▶ ENTRIES PROVIDED
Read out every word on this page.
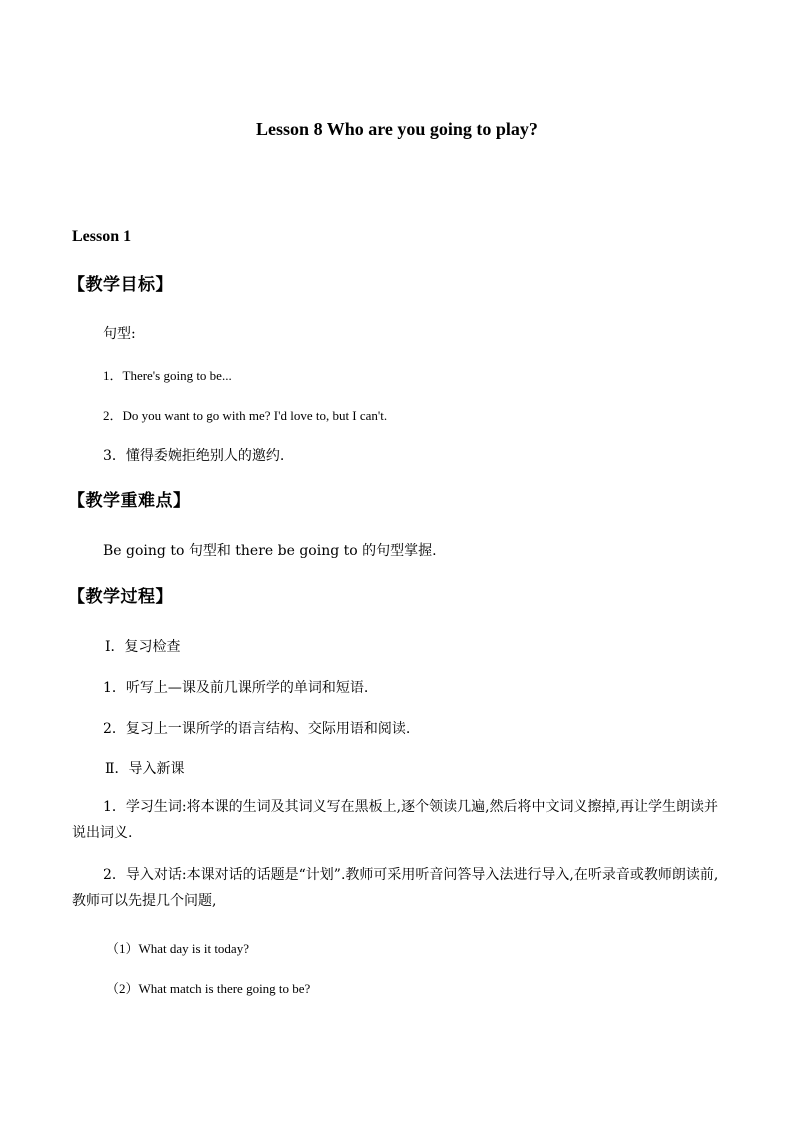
Lesson 8 Who are you going to play?
Lesson 1
【教学目标】
句型:
1．There's going to be...
2．Do you want to go with me? I'd love to, but I can't.
3．懂得委婉拒绝别人的邀约.
【教学重难点】
Be going to 句型和 there be going to 的句型掌握.
【教学过程】
Ⅰ．复习检查
1．听写上—课及前几课所学的单词和短语.
2．复习上一课所学的语言结构、交际用语和阅读.
Ⅱ．导入新课
1．学习生词:将本课的生词及其词义写在黑板上,逐个领读几遍,然后将中文词义擦掉,再让学生朗读并说出词义.
2．导入对话:本课对话的话题是“计划”.教师可采用听音问答导入法进行导入,在听录音或教师朗读前,教师可以先提几个问题,
（1）What day is it today?
（2）What match is there going to be?
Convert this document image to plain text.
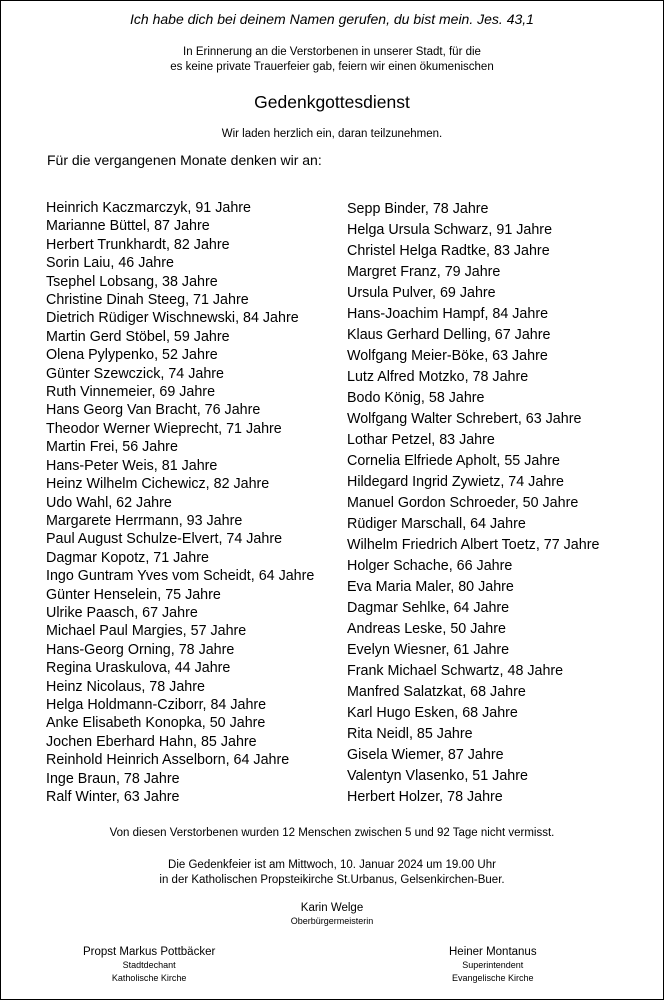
Ich habe dich bei deinem Namen gerufen, du bist mein. Jes. 43,1
In Erinnerung an die Verstorbenen in unserer Stadt, für die
es keine private Trauerfeier gab, feiern wir einen ökumenischen
Gedenkgottesdienst
Wir laden herzlich ein, daran teilzunehmen.
Für die vergangenen Monate denken wir an:
Heinrich Kaczmarczyk, 91 Jahre
Marianne Büttel, 87 Jahre
Herbert Trunkhardt, 82 Jahre
Sorin Laiu, 46 Jahre
Tsephel Lobsang, 38 Jahre
Christine Dinah Steeg, 71 Jahre
Dietrich Rüdiger Wischnewski, 84 Jahre
Martin Gerd Stöbel, 59 Jahre
Olena Pylypenko, 52 Jahre
Günter Szewczick, 74 Jahre
Ruth Vinnemeier, 69 Jahre
Hans Georg Van Bracht, 76 Jahre
Theodor Werner Wieprecht, 71 Jahre
Martin Frei, 56 Jahre
Hans-Peter Weis, 81 Jahre
Heinz Wilhelm Cichewicz, 82 Jahre
Udo Wahl, 62 Jahre
Margarete Herrmann, 93 Jahre
Paul August Schulze-Elvert, 74 Jahre
Dagmar Kopotz, 71 Jahre
Ingo Guntram Yves vom Scheidt, 64 Jahre
Günter Henselein, 75 Jahre
Ulrike Paasch, 67 Jahre
Michael Paul Margies, 57 Jahre
Hans-Georg Orning, 78 Jahre
Regina Uraskulova, 44 Jahre
Heinz Nicolaus, 78 Jahre
Helga Holdmann-Cziborr, 84 Jahre
Anke Elisabeth Konopka, 50 Jahre
Jochen Eberhard Hahn, 85 Jahre
Reinhold Heinrich Asselborn, 64 Jahre
Inge Braun, 78 Jahre
Ralf Winter, 63 Jahre
Sepp Binder, 78 Jahre
Helga Ursula Schwarz, 91 Jahre
Christel Helga Radtke, 83 Jahre
Margret Franz, 79 Jahre
Ursula Pulver, 69 Jahre
Hans-Joachim Hampf, 84 Jahre
Klaus Gerhard Delling, 67 Jahre
Wolfgang Meier-Böke, 63 Jahre
Lutz Alfred Motzko, 78 Jahre
Bodo König, 58 Jahre
Wolfgang Walter Schrebert, 63 Jahre
Lothar Petzel, 83 Jahre
Cornelia Elfriede Apholt, 55 Jahre
Hildegard Ingrid Zywietz, 74 Jahre
Manuel Gordon Schroeder, 50 Jahre
Rüdiger Marschall, 64 Jahre
Wilhelm Friedrich Albert Toetz, 77 Jahre
Holger Schache, 66 Jahre
Eva Maria Maler, 80 Jahre
Dagmar Sehlke, 64 Jahre
Andreas Leske, 50 Jahre
Evelyn Wiesner, 61 Jahre
Frank Michael Schwartz, 48 Jahre
Manfred Salatzkat, 68 Jahre
Karl Hugo Esken, 68 Jahre
Rita Neidl, 85 Jahre
Gisela Wiemer, 87 Jahre
Valentyn Vlasenko, 51 Jahre
Herbert Holzer, 78 Jahre
Von diesen Verstorbenen wurden 12 Menschen zwischen 5 und 92 Tage nicht vermisst.
Die Gedenkfeier ist am Mittwoch, 10. Januar 2024 um 19.00 Uhr
in der Katholischen Propsteikirche St.Urbanus, Gelsenkirchen-Buer.
Karin Welge
Oberbürgermeisterin
Propst Markus Pottbäcker
Stadtdechant
Katholische Kirche
Heiner Montanus
Superintendent
Evangelische Kirche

▶ WHAT TO DO
Report each line in the preceding entries that holds the string "Martin".

▶ EXPECTED OUTPUT
Martin Gerd Stöbel, 59 Jahre
Martin Frei, 56 Jahre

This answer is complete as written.